**INSTRUCTION**
Please restate the following records word for word.

-=-=-

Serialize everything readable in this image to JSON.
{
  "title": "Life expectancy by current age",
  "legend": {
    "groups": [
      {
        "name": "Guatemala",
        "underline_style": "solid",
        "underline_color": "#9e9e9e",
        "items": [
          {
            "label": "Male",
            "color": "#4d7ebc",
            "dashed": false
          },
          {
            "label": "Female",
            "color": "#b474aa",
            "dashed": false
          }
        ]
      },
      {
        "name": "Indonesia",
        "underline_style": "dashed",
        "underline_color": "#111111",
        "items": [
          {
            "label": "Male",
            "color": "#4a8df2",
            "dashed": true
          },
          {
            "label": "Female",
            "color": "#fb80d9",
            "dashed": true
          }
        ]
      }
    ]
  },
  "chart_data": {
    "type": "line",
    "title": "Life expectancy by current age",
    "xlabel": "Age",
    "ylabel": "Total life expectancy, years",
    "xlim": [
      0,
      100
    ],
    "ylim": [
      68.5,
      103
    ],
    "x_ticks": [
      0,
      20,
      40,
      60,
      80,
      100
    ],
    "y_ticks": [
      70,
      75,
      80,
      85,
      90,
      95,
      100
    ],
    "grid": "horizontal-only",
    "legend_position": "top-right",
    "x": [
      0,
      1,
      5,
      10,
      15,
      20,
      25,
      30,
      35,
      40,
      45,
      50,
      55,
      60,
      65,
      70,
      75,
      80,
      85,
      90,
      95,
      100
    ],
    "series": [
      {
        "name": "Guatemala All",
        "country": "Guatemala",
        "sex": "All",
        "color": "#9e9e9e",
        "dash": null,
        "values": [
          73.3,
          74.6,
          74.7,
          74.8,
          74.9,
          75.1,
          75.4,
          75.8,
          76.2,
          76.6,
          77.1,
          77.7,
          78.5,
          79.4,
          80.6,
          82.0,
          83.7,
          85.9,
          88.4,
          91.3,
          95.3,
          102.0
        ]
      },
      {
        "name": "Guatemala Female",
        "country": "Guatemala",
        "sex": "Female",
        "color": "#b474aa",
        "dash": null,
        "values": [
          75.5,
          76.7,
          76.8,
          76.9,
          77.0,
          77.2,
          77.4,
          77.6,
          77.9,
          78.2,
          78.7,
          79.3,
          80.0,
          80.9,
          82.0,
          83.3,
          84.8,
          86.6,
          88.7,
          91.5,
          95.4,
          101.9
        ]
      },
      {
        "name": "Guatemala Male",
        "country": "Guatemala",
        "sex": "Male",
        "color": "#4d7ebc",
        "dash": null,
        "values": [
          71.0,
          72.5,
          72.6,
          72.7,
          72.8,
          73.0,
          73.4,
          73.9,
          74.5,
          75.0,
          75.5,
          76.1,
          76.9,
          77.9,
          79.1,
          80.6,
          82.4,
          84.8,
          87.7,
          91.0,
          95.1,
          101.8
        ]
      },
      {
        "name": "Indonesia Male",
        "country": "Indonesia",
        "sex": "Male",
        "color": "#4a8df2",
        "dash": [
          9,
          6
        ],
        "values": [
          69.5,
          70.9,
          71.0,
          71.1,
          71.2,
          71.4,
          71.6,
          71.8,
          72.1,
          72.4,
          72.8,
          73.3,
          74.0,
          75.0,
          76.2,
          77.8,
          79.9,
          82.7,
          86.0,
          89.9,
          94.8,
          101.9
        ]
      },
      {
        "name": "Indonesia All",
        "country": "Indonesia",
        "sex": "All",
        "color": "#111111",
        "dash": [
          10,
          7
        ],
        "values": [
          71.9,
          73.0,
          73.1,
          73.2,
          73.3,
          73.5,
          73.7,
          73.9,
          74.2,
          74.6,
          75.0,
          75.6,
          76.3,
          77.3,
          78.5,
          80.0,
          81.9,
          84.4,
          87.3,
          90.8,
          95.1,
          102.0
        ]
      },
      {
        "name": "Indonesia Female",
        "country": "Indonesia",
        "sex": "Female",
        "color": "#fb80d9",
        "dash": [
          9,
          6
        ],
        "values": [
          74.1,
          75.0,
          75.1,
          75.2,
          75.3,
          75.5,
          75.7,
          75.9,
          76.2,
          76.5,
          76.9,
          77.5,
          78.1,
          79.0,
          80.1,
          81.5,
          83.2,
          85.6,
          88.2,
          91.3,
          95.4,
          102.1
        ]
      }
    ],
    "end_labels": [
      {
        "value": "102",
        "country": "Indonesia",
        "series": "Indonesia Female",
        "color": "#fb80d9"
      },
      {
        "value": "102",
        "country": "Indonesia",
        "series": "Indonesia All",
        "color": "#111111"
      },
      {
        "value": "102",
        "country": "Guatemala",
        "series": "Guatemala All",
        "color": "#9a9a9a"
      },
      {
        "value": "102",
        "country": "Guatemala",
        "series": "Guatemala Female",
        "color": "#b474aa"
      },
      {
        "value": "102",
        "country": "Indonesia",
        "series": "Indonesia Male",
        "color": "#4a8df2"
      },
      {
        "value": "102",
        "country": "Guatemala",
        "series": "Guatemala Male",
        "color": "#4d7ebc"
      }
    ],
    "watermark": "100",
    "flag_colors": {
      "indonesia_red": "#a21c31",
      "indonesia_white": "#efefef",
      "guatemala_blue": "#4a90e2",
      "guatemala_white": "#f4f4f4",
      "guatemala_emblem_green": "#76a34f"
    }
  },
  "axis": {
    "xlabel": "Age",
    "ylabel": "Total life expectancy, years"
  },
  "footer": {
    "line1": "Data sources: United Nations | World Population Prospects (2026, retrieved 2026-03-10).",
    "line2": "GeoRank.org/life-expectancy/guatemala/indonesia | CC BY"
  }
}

-=-=-

**IN RESPONSE**
Serialize everything readable in this image to JSON.
{
  "title": "Life expectancy by current age",
  "legend": {
    "groups": [
      {
        "name": "Guatemala",
        "underline_style": "solid",
        "underline_color": "#9e9e9e",
        "items": [
          {
            "label": "Male",
            "color": "#4d7ebc",
            "dashed": false
          },
          {
            "label": "Female",
            "color": "#b474aa",
            "dashed": false
          }
        ]
      },
      {
        "name": "Indonesia",
        "underline_style": "dashed",
        "underline_color": "#111111",
        "items": [
          {
            "label": "Male",
            "color": "#4a8df2",
            "dashed": true
          },
          {
            "label": "Female",
            "color": "#fb80d9",
            "dashed": true
          }
        ]
      }
    ]
  },
  "chart_data": {
    "type": "line",
    "title": "Life expectancy by current age",
    "xlabel": "Age",
    "ylabel": "Total life expectancy, years",
    "xlim": [
      0,
      100
    ],
    "ylim": [
      68.5,
      103
    ],
    "x_ticks": [
      0,
      20,
      40,
      60,
      80,
      100
    ],
    "y_ticks": [
      70,
      75,
      80,
      85,
      90,
      95,
      100
    ],
    "grid": "horizontal-only",
    "legend_position": "top-right",
    "x": [
      0,
      1,
      5,
      10,
      15,
      20,
      25,
      30,
      35,
      40,
      45,
      50,
      55,
      60,
      65,
      70,
      75,
      80,
      85,
      90,
      95,
      100
    ],
    "series": [
      {
        "name": "Guatemala All",
        "country": "Guatemala",
        "sex": "All",
        "color": "#9e9e9e",
        "dash": null,
        "values": [
          73.3,
          74.6,
          74.7,
          74.8,
          74.9,
          75.1,
          75.4,
          75.8,
          76.2,
          76.6,
          77.1,
          77.7,
          78.5,
          79.4,
          80.6,
          82.0,
          83.7,
          85.9,
          88.4,
          91.3,
          95.3,
          102.0
        ]
      },
      {
        "name": "Guatemala Female",
        "country": "Guatemala",
        "sex": "Female",
        "color": "#b474aa",
        "dash": null,
        "values": [
          75.5,
          76.7,
          76.8,
          76.9,
          77.0,
          77.2,
          77.4,
          77.6,
          77.9,
          78.2,
          78.7,
          79.3,
          80.0,
          80.9,
          82.0,
          83.3,
          84.8,
          86.6,
          88.7,
          91.5,
          95.4,
          101.9
        ]
      },
      {
        "name": "Guatemala Male",
        "country": "Guatemala",
        "sex": "Male",
        "color": "#4d7ebc",
        "dash": null,
        "values": [
          71.0,
          72.5,
          72.6,
          72.7,
          72.8,
          73.0,
          73.4,
          73.9,
          74.5,
          75.0,
          75.5,
          76.1,
          76.9,
          77.9,
          79.1,
          80.6,
          82.4,
          84.8,
          87.7,
          91.0,
          95.1,
          101.8
        ]
      },
      {
        "name": "Indonesia Male",
        "country": "Indonesia",
        "sex": "Male",
        "color": "#4a8df2",
        "dash": [
          9,
          6
        ],
        "values": [
          69.5,
          70.9,
          71.0,
          71.1,
          71.2,
          71.4,
          71.6,
          71.8,
          72.1,
          72.4,
          72.8,
          73.3,
          74.0,
          75.0,
          76.2,
          77.8,
          79.9,
          82.7,
          86.0,
          89.9,
          94.8,
          101.9
        ]
      },
      {
        "name": "Indonesia All",
        "country": "Indonesia",
        "sex": "All",
        "color": "#111111",
        "dash": [
          10,
          7
        ],
        "values": [
          71.9,
          73.0,
          73.1,
          73.2,
          73.3,
          73.5,
          73.7,
          73.9,
          74.2,
          74.6,
          75.0,
          75.6,
          76.3,
          77.3,
          78.5,
          80.0,
          81.9,
          84.4,
          87.3,
          90.8,
          95.1,
          102.0
        ]
      },
      {
        "name": "Indonesia Female",
        "country": "Indonesia",
        "sex": "Female",
        "color": "#fb80d9",
        "dash": [
          9,
          6
        ],
        "values": [
          74.1,
          75.0,
          75.1,
          75.2,
          75.3,
          75.5,
          75.7,
          75.9,
          76.2,
          76.5,
          76.9,
          77.5,
          78.1,
          79.0,
          80.1,
          81.5,
          83.2,
          85.6,
          88.2,
          91.3,
          95.4,
          102.1
        ]
      }
    ],
    "end_labels": [
      {
        "value": "102",
        "country": "Indonesia",
        "series": "Indonesia Female",
        "color": "#fb80d9"
      },
      {
        "value": "102",
        "country": "Indonesia",
        "series": "Indonesia All",
        "color": "#111111"
      },
      {
        "value": "102",
        "country": "Guatemala",
        "series": "Guatemala All",
        "color": "#9a9a9a"
      },
      {
        "value": "102",
        "country": "Guatemala",
        "series": "Guatemala Female",
        "color": "#b474aa"
      },
      {
        "value": "102",
        "country": "Indonesia",
        "series": "Indonesia Male",
        "color": "#4a8df2"
      },
      {
        "value": "102",
        "country": "Guatemala",
        "series": "Guatemala Male",
        "color": "#4d7ebc"
      }
    ],
    "watermark": "100",
    "flag_colors": {
      "indonesia_red": "#a21c31",
      "indonesia_white": "#efefef",
      "guatemala_blue": "#4a90e2",
      "guatemala_white": "#f4f4f4",
      "guatemala_emblem_green": "#76a34f"
    }
  },
  "axis": {
    "xlabel": "Age",
    "ylabel": "Total life expectancy, years"
  },
  "footer": {
    "line1": "Data sources: United Nations | World Population Prospects (2026, retrieved 2026-03-10).",
    "line2": "GeoRank.org/life-expectancy/guatemala/indonesia | CC BY"
  }
}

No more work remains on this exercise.